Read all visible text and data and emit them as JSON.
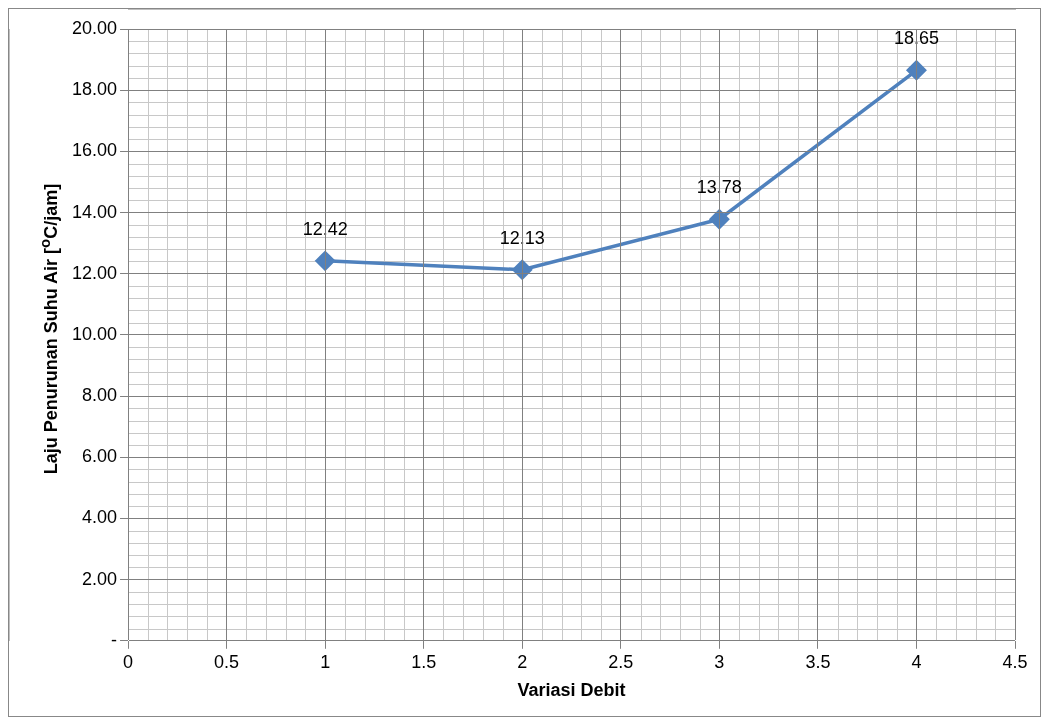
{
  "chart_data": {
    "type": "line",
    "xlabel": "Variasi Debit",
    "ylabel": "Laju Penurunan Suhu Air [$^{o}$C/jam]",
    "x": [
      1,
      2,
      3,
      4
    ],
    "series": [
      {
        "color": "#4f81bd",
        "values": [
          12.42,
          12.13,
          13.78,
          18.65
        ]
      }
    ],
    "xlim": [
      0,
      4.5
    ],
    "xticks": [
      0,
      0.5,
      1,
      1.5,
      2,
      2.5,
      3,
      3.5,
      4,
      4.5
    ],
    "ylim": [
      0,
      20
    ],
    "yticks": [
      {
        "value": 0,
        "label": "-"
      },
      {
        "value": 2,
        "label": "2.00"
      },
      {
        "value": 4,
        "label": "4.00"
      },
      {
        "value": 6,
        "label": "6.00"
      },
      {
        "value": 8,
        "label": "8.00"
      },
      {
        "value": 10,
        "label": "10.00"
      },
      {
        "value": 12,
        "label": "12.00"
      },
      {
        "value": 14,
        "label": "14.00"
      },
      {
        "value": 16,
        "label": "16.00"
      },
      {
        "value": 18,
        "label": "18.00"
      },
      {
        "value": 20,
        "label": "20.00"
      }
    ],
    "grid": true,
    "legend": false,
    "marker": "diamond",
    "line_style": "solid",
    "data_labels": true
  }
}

### WORK TO COMPLETE
Quote everything in the listing above exactly; pictures are the only thing to omit.

### CORRECT OUTPUT
Read all visible text and data and emit them as JSON.
{
  "chart_data": {
    "type": "line",
    "xlabel": "Variasi Debit",
    "ylabel": "Laju Penurunan Suhu Air [$^{o}$C/jam]",
    "x": [
      1,
      2,
      3,
      4
    ],
    "series": [
      {
        "color": "#4f81bd",
        "values": [
          12.42,
          12.13,
          13.78,
          18.65
        ]
      }
    ],
    "xlim": [
      0,
      4.5
    ],
    "xticks": [
      0,
      0.5,
      1,
      1.5,
      2,
      2.5,
      3,
      3.5,
      4,
      4.5
    ],
    "ylim": [
      0,
      20
    ],
    "yticks": [
      {
        "value": 0,
        "label": "-"
      },
      {
        "value": 2,
        "label": "2.00"
      },
      {
        "value": 4,
        "label": "4.00"
      },
      {
        "value": 6,
        "label": "6.00"
      },
      {
        "value": 8,
        "label": "8.00"
      },
      {
        "value": 10,
        "label": "10.00"
      },
      {
        "value": 12,
        "label": "12.00"
      },
      {
        "value": 14,
        "label": "14.00"
      },
      {
        "value": 16,
        "label": "16.00"
      },
      {
        "value": 18,
        "label": "18.00"
      },
      {
        "value": 20,
        "label": "20.00"
      }
    ],
    "grid": true,
    "legend": false,
    "marker": "diamond",
    "line_style": "solid",
    "data_labels": true
  }
}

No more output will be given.